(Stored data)
--- BEGIN ---
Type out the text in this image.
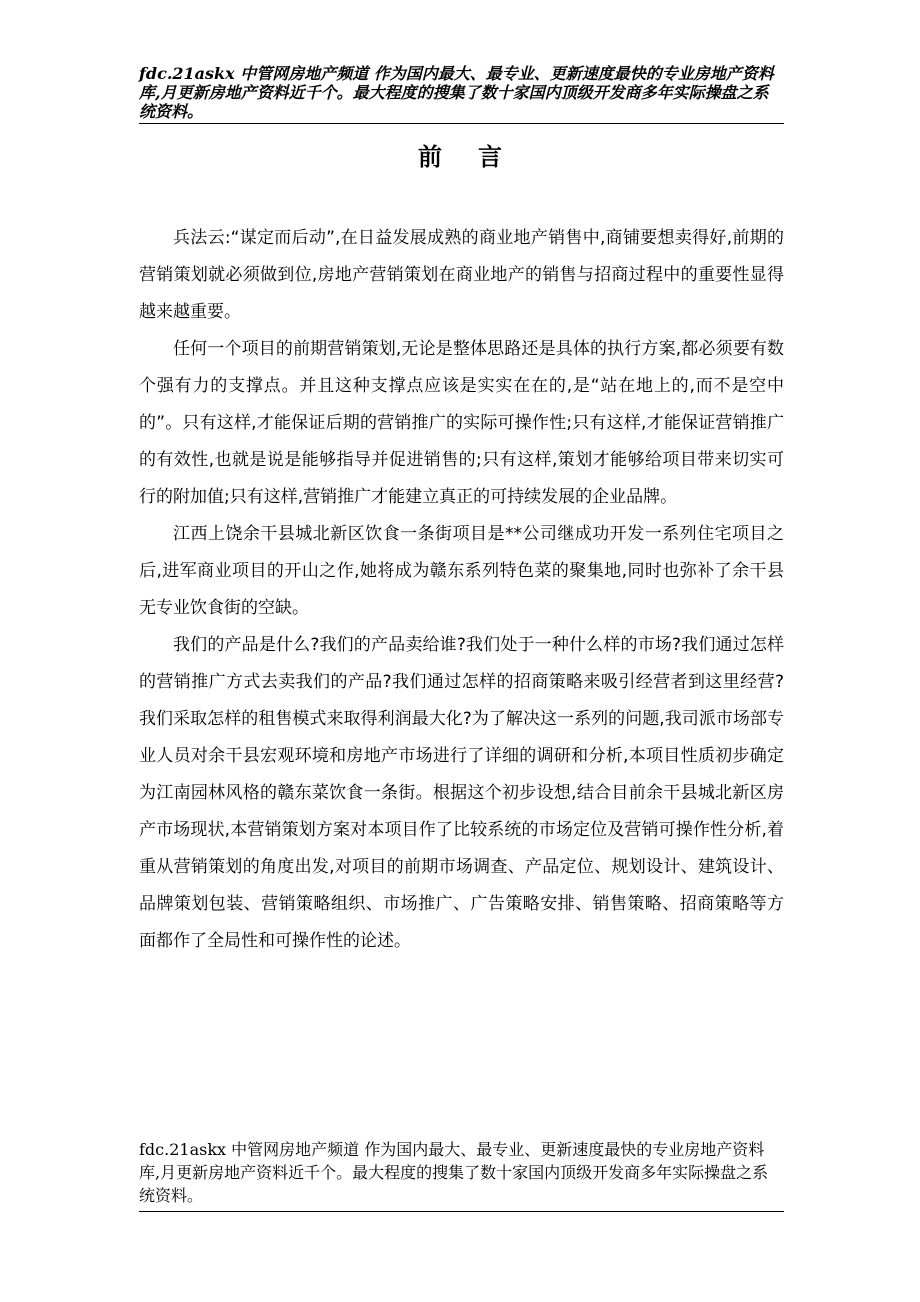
fdc.21askx 中管网房地产频道 作为国内最大、最专业、更新速度最快的专业房地产资料库,月更新房地产资料近千个。最大程度的搜集了数十家国内顶级开发商多年实际操盘之系统资料。
前言

兵法云:“谋定而后动”,在日益发展成熟的商业地产销售中,商铺要想卖得好,前期的营销策划就必须做到位,房地产营销策划在商业地产的销售与招商过程中的重要性显得越来越重要。

任何一个项目的前期营销策划,无论是整体思路还是具体的执行方案,都必须要有数个强有力的支撑点。并且这种支撑点应该是实实在在的,是“站在地上的,而不是空中的”。只有这样,才能保证后期的营销推广的实际可操作性;只有这样,才能保证营销推广的有效性,也就是说是能够指导并促进销售的;只有这样,策划才能够给项目带来切实可行的附加值;只有这样,营销推广才能建立真正的可持续发展的企业品牌。

江西上饶余干县城北新区饮食一条街项目是**公司继成功开发一系列住宅项目之后,进军商业项目的开山之作,她将成为赣东系列特色菜的聚集地,同时也弥补了余干县无专业饮食街的空缺。

我们的产品是什么?我们的产品卖给谁?我们处于一种什么样的市场?我们通过怎样的营销推广方式去卖我们的产品?我们通过怎样的招商策略来吸引经营者到这里经营?我们采取怎样的租售模式来取得利润最大化?为了解决这一系列的问题,我司派市场部专业人员对余干县宏观环境和房地产市场进行了详细的调研和分析,本项目性质初步确定为江南园林风格的赣东菜饮食一条街。根据这个初步设想,结合目前余干县城北新区房产市场现状,本营销策划方案对本项目作了比较系统的市场定位及营销可操作性分析,着重从营销策划的角度出发,对项目的前期市场调查、产品定位、规划设计、建筑设计、品牌策划包装、营销策略组织、市场推广、广告策略安排、销售策略、招商策略等方面都作了全局性和可操作性的论述。

fdc.21askx 中管网房地产频道 作为国内最大、最专业、更新速度最快的专业房地产资料库,月更新房地产资料近千个。最大程度的搜集了数十家国内顶级开发商多年实际操盘之系统资料。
--- END ---
▶ Task
Would you mind returning each entry above word for word, skipping the images?

▶ Complete answer
Type out the text in this image.
fdc.21askx 中管网房地产频道 作为国内最大、最专业、更新速度最快的专业房地产资料库,月更新房地产资料近千个。最大程度的搜集了数十家国内顶级开发商多年实际操盘之系统资料。
前言

兵法云:“谋定而后动”,在日益发展成熟的商业地产销售中,商铺要想卖得好,前期的营销策划就必须做到位,房地产营销策划在商业地产的销售与招商过程中的重要性显得越来越重要。

任何一个项目的前期营销策划,无论是整体思路还是具体的执行方案,都必须要有数个强有力的支撑点。并且这种支撑点应该是实实在在的,是“站在地上的,而不是空中的”。只有这样,才能保证后期的营销推广的实际可操作性;只有这样,才能保证营销推广的有效性,也就是说是能够指导并促进销售的;只有这样,策划才能够给项目带来切实可行的附加值;只有这样,营销推广才能建立真正的可持续发展的企业品牌。

江西上饶余干县城北新区饮食一条街项目是**公司继成功开发一系列住宅项目之后,进军商业项目的开山之作,她将成为赣东系列特色菜的聚集地,同时也弥补了余干县无专业饮食街的空缺。

我们的产品是什么?我们的产品卖给谁?我们处于一种什么样的市场?我们通过怎样的营销推广方式去卖我们的产品?我们通过怎样的招商策略来吸引经营者到这里经营?我们采取怎样的租售模式来取得利润最大化?为了解决这一系列的问题,我司派市场部专业人员对余干县宏观环境和房地产市场进行了详细的调研和分析,本项目性质初步确定为江南园林风格的赣东菜饮食一条街。根据这个初步设想,结合目前余干县城北新区房产市场现状,本营销策划方案对本项目作了比较系统的市场定位及营销可操作性分析,着重从营销策划的角度出发,对项目的前期市场调查、产品定位、规划设计、建筑设计、品牌策划包装、营销策略组织、市场推广、广告策略安排、销售策略、招商策略等方面都作了全局性和可操作性的论述。

fdc.21askx 中管网房地产频道 作为国内最大、最专业、更新速度最快的专业房地产资料库,月更新房地产资料近千个。最大程度的搜集了数十家国内顶级开发商多年实际操盘之系统资料。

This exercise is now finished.